→ **DIRECTIONS FOR THIS TASK**
Lines with the string "glycerol" in the data below: report how many there are, and write nothing but the number.

→ **MATERIAL FOR THE TASK**
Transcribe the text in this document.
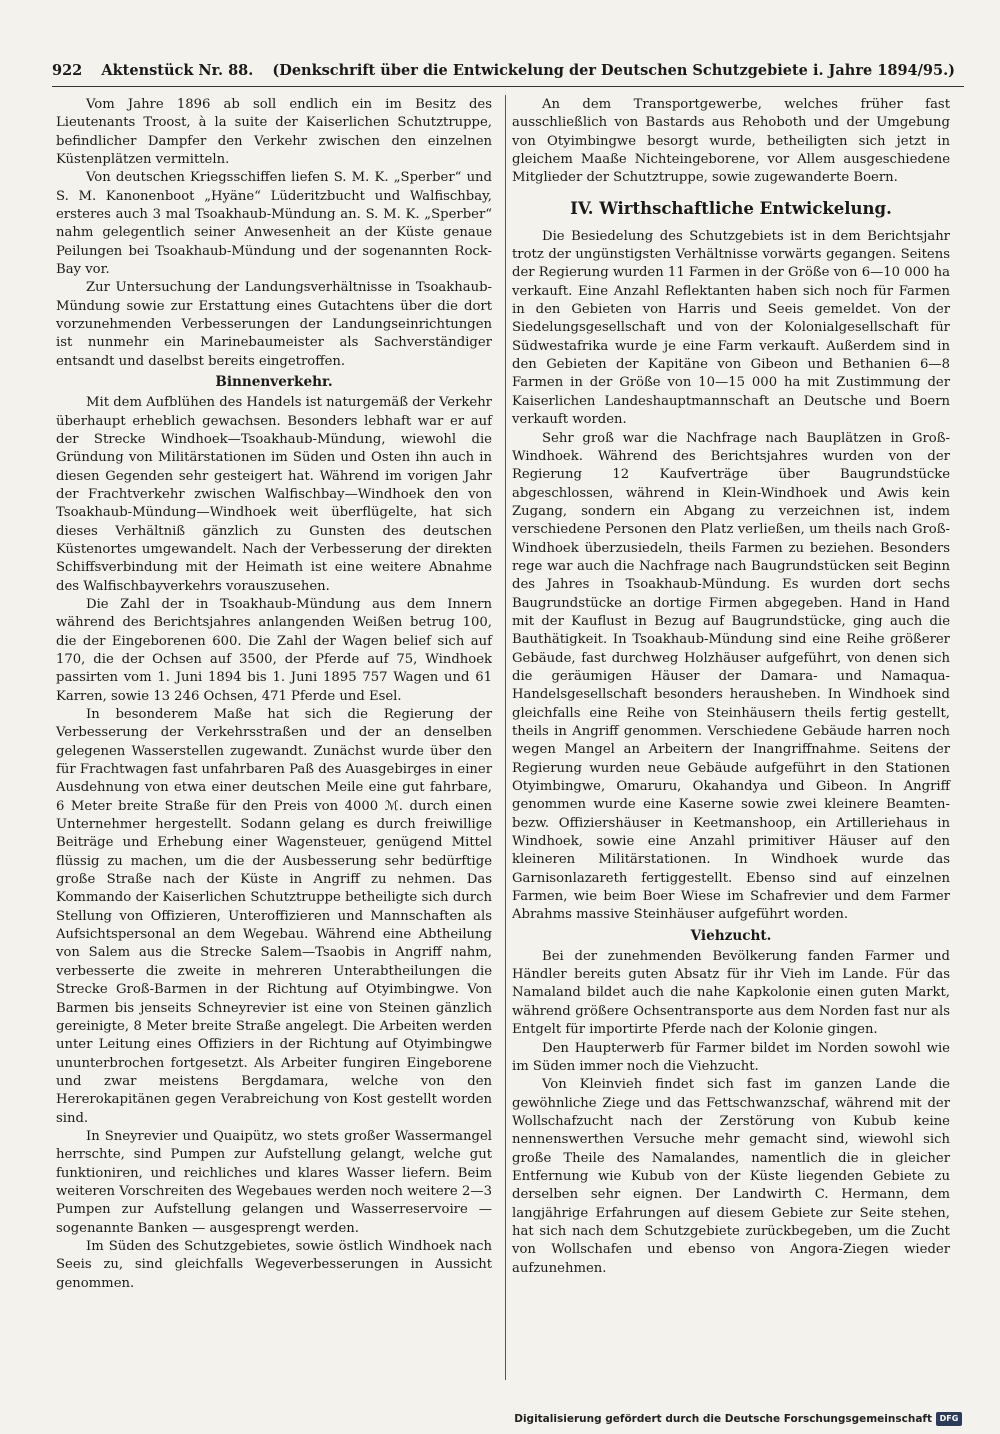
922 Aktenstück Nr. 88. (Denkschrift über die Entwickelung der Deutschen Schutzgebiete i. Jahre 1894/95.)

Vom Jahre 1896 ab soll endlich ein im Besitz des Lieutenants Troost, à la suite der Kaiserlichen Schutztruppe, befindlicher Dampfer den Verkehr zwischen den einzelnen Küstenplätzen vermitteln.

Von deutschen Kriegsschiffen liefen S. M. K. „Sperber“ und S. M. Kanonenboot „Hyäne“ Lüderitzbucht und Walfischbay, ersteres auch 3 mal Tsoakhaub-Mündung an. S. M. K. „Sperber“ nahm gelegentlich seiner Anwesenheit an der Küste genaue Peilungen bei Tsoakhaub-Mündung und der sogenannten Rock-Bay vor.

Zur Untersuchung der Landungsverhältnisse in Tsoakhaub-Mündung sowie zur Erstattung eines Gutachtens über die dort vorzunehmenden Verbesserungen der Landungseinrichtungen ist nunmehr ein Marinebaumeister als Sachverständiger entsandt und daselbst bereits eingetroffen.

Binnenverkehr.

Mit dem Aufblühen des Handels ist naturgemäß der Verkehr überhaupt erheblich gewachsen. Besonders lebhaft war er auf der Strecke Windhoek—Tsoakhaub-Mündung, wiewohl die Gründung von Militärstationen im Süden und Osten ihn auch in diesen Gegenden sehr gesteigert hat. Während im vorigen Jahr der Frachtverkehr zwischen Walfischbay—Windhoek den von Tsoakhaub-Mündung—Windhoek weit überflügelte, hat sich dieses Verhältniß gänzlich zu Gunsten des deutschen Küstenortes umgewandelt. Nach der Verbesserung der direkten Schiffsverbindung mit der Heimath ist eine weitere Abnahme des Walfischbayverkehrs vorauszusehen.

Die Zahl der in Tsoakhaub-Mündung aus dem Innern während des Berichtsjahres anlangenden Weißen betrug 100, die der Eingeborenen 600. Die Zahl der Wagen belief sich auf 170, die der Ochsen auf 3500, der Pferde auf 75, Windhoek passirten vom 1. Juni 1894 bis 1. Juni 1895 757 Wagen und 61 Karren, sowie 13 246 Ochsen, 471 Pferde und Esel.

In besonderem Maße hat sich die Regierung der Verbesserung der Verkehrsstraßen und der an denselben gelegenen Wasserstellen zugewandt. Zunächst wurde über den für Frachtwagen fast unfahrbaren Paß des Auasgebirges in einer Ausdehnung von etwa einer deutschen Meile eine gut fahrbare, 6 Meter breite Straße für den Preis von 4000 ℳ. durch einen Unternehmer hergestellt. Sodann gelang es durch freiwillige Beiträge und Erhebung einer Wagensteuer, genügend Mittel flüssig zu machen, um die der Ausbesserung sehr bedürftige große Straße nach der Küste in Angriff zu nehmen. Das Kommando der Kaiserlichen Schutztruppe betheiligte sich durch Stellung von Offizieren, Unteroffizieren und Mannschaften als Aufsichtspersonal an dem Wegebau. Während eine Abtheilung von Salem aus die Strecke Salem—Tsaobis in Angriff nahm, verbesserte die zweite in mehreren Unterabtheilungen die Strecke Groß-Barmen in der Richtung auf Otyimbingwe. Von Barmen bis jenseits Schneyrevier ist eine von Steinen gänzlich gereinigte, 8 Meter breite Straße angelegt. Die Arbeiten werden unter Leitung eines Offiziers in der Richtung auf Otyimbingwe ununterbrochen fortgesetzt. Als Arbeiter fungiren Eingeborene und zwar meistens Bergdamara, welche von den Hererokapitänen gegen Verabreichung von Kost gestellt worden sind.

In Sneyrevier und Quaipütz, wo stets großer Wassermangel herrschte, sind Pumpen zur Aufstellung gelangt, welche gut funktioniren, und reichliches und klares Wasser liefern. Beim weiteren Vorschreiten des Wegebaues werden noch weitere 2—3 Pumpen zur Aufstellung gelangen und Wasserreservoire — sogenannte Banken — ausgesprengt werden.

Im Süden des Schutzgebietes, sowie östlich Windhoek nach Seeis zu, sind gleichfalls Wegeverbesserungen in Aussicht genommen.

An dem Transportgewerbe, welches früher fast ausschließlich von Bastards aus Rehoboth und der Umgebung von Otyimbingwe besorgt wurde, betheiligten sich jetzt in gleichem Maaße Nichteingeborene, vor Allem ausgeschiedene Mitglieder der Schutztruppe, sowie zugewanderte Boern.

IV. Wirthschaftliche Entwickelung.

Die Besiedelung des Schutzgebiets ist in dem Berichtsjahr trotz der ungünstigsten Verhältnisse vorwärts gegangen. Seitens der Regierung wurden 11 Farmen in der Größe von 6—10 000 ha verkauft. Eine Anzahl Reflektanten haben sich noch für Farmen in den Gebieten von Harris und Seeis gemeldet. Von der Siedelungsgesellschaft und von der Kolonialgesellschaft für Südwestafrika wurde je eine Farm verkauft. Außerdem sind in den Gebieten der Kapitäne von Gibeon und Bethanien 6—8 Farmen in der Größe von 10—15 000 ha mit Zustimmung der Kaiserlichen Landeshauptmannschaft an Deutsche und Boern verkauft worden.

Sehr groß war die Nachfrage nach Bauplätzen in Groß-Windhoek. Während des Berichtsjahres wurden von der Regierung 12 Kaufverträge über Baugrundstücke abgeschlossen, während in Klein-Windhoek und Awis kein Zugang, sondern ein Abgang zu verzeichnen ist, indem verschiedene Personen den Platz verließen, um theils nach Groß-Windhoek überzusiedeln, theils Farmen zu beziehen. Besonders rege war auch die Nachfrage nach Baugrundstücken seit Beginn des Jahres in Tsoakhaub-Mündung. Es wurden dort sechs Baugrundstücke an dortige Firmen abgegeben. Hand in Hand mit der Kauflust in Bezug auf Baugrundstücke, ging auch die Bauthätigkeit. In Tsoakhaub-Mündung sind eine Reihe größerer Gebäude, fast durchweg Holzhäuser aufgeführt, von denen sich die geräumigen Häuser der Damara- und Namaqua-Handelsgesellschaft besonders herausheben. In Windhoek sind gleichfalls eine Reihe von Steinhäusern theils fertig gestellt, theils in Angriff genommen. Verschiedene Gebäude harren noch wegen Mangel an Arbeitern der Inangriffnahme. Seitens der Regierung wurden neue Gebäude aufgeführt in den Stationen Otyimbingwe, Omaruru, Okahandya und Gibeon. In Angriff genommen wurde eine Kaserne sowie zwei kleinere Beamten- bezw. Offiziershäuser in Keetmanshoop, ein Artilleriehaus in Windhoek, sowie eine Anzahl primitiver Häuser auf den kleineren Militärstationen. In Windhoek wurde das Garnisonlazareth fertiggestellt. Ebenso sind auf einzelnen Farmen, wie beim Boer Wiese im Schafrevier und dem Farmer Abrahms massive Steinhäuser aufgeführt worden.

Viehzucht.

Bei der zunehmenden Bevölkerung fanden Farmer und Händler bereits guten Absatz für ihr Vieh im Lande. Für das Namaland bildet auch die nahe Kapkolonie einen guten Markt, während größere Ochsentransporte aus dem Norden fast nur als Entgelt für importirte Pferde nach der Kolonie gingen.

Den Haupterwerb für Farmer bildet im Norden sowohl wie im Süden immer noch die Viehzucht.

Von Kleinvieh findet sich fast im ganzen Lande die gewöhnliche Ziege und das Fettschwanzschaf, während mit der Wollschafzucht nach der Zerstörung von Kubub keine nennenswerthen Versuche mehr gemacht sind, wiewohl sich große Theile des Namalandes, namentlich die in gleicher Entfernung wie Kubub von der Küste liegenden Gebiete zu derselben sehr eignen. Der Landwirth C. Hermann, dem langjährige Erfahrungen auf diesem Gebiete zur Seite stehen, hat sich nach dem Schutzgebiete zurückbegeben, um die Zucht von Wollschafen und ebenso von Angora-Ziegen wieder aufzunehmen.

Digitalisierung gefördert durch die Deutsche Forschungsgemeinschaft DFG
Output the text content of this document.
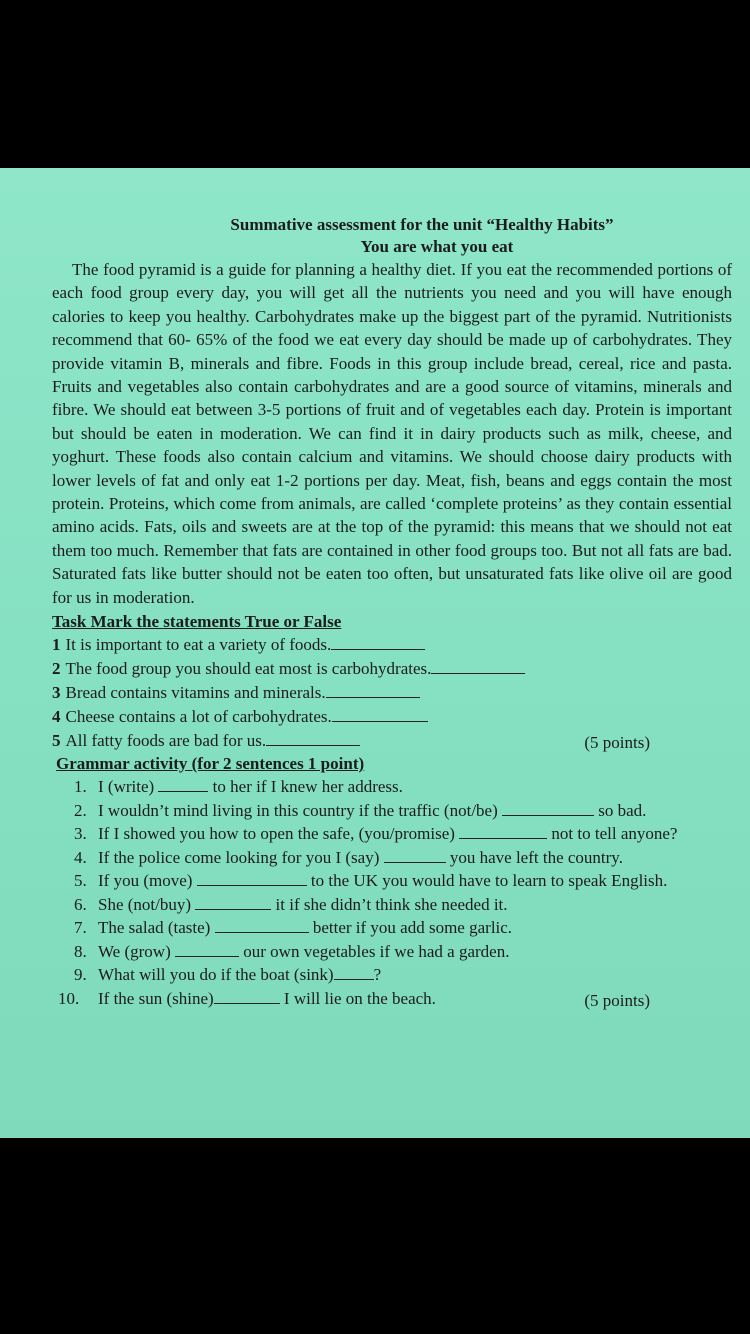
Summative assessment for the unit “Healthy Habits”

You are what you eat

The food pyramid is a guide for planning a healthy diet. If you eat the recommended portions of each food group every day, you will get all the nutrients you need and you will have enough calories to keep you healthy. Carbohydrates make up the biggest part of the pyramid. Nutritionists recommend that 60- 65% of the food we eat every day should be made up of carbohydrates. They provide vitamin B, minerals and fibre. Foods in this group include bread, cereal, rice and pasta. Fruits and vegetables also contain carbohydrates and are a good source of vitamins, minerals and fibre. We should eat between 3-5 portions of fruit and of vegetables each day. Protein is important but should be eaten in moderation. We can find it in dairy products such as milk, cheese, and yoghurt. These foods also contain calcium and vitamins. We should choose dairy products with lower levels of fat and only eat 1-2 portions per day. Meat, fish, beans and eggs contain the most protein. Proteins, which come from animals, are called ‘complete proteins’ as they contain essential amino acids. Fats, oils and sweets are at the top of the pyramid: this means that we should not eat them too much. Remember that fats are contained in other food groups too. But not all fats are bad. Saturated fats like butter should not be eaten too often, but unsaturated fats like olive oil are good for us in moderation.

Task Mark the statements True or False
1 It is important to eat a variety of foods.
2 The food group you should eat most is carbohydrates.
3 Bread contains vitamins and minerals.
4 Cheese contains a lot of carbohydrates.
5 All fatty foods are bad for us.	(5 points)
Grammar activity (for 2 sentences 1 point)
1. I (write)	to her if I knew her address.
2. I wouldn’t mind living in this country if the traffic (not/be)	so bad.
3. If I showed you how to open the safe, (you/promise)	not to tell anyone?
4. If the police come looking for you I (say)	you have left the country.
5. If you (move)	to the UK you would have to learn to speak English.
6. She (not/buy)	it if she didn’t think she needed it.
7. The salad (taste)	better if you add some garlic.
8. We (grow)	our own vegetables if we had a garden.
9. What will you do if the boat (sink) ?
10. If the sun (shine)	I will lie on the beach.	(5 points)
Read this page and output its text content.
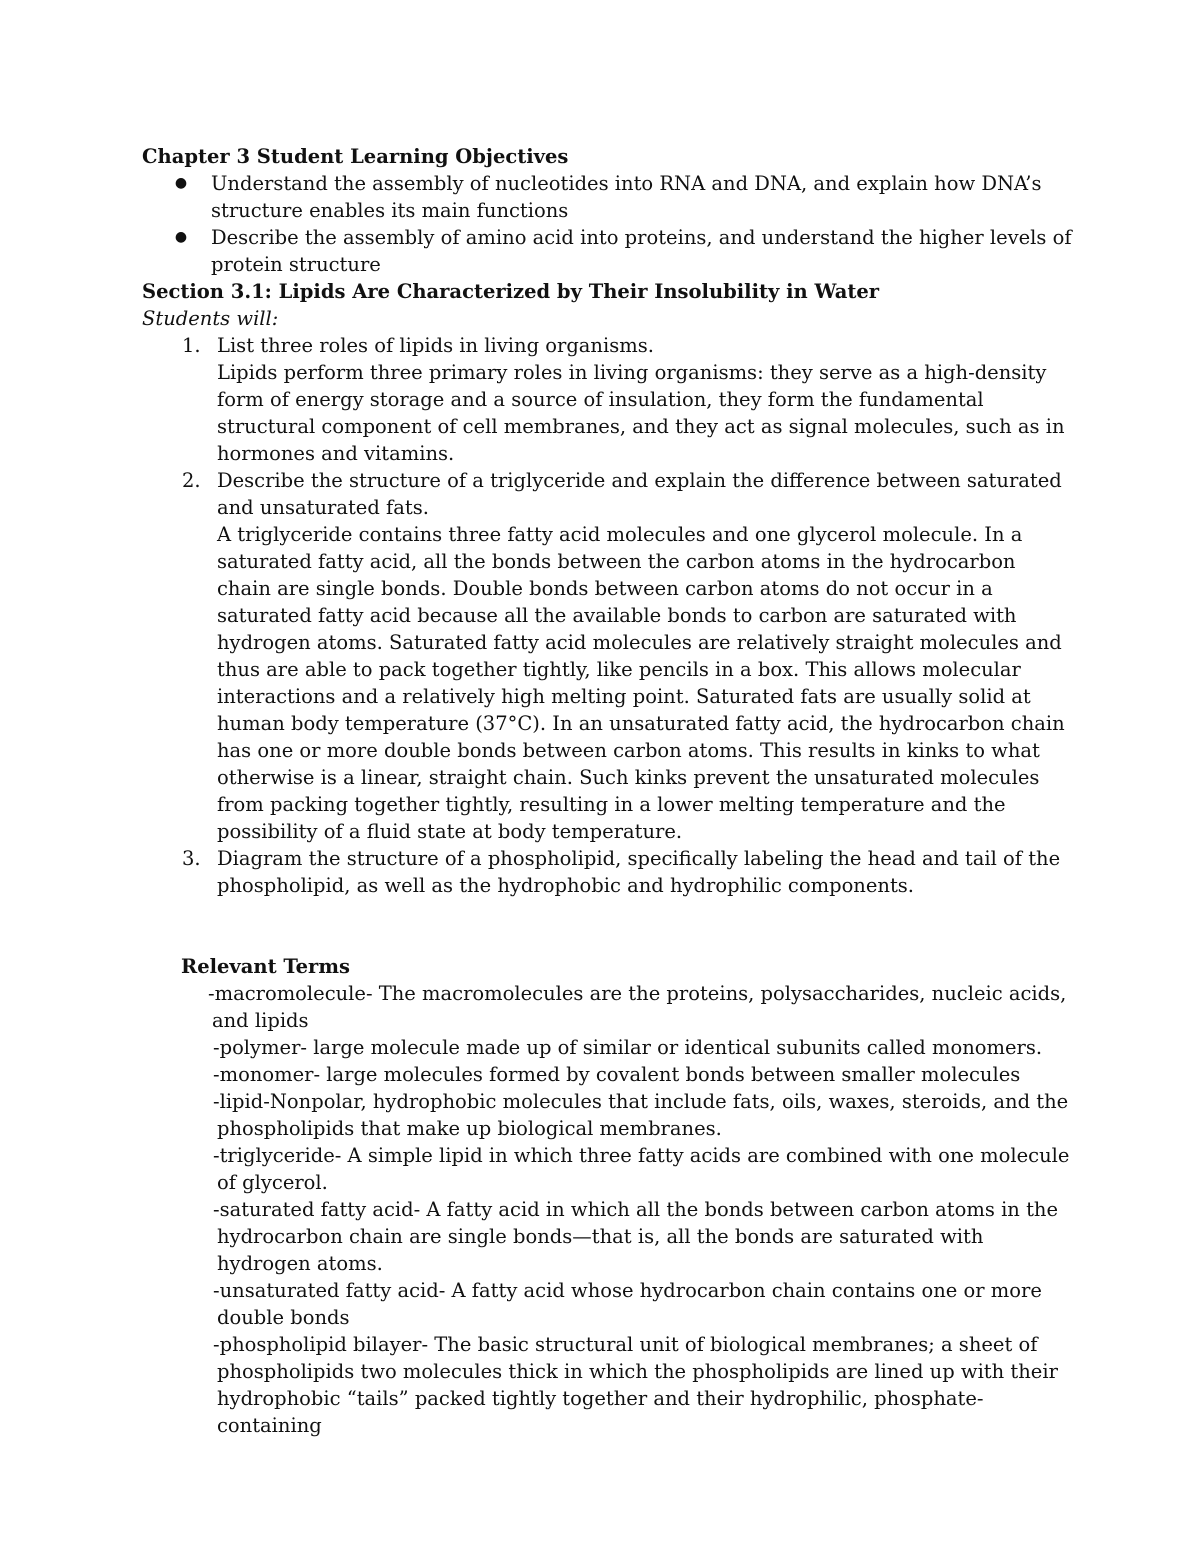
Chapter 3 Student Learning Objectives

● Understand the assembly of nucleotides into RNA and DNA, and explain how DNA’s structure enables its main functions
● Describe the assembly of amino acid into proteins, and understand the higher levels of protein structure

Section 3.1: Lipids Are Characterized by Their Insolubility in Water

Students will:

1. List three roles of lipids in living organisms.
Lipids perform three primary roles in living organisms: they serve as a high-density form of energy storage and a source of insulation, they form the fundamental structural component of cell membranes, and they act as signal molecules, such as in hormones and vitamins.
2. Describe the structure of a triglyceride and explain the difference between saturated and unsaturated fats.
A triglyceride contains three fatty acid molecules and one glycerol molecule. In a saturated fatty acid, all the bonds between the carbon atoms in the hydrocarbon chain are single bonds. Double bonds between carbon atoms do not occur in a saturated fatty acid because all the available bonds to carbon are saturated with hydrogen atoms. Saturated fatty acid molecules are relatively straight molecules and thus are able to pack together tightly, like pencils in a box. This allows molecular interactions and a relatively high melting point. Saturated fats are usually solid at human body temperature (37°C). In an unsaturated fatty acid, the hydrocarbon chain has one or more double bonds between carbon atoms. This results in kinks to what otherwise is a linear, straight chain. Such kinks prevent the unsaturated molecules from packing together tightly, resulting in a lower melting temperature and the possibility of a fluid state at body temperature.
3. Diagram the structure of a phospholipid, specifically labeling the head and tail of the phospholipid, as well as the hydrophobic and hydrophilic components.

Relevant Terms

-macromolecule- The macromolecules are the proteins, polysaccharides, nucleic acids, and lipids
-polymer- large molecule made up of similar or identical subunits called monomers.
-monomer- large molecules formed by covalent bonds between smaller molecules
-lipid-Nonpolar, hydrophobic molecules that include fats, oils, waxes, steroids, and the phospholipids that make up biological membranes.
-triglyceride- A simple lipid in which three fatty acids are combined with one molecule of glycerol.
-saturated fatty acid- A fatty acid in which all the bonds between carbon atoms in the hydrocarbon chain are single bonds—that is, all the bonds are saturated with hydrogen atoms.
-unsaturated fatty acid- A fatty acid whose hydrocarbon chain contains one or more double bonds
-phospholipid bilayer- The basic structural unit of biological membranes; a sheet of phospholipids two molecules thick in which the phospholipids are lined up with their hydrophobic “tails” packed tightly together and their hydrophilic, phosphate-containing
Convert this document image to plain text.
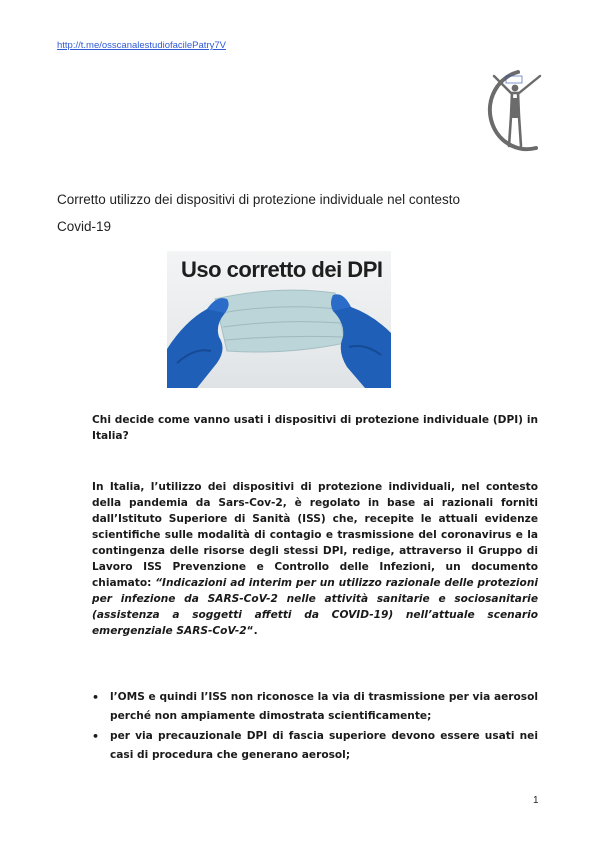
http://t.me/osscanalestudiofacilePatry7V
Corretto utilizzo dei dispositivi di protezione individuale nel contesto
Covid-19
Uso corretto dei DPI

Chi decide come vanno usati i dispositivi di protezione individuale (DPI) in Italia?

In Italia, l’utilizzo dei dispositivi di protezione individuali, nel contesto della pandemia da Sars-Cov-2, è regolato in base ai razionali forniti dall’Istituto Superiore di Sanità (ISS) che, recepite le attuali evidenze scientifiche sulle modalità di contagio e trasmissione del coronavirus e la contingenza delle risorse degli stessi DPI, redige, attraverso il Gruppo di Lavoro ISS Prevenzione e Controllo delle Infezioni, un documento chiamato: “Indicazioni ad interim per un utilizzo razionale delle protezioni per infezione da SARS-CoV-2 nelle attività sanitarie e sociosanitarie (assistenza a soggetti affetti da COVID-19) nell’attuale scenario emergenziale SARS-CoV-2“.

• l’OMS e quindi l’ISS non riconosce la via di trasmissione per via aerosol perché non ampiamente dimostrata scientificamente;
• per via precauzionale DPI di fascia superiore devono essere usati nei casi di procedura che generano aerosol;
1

→ **RESULT FOR THIS EXERCISE**
2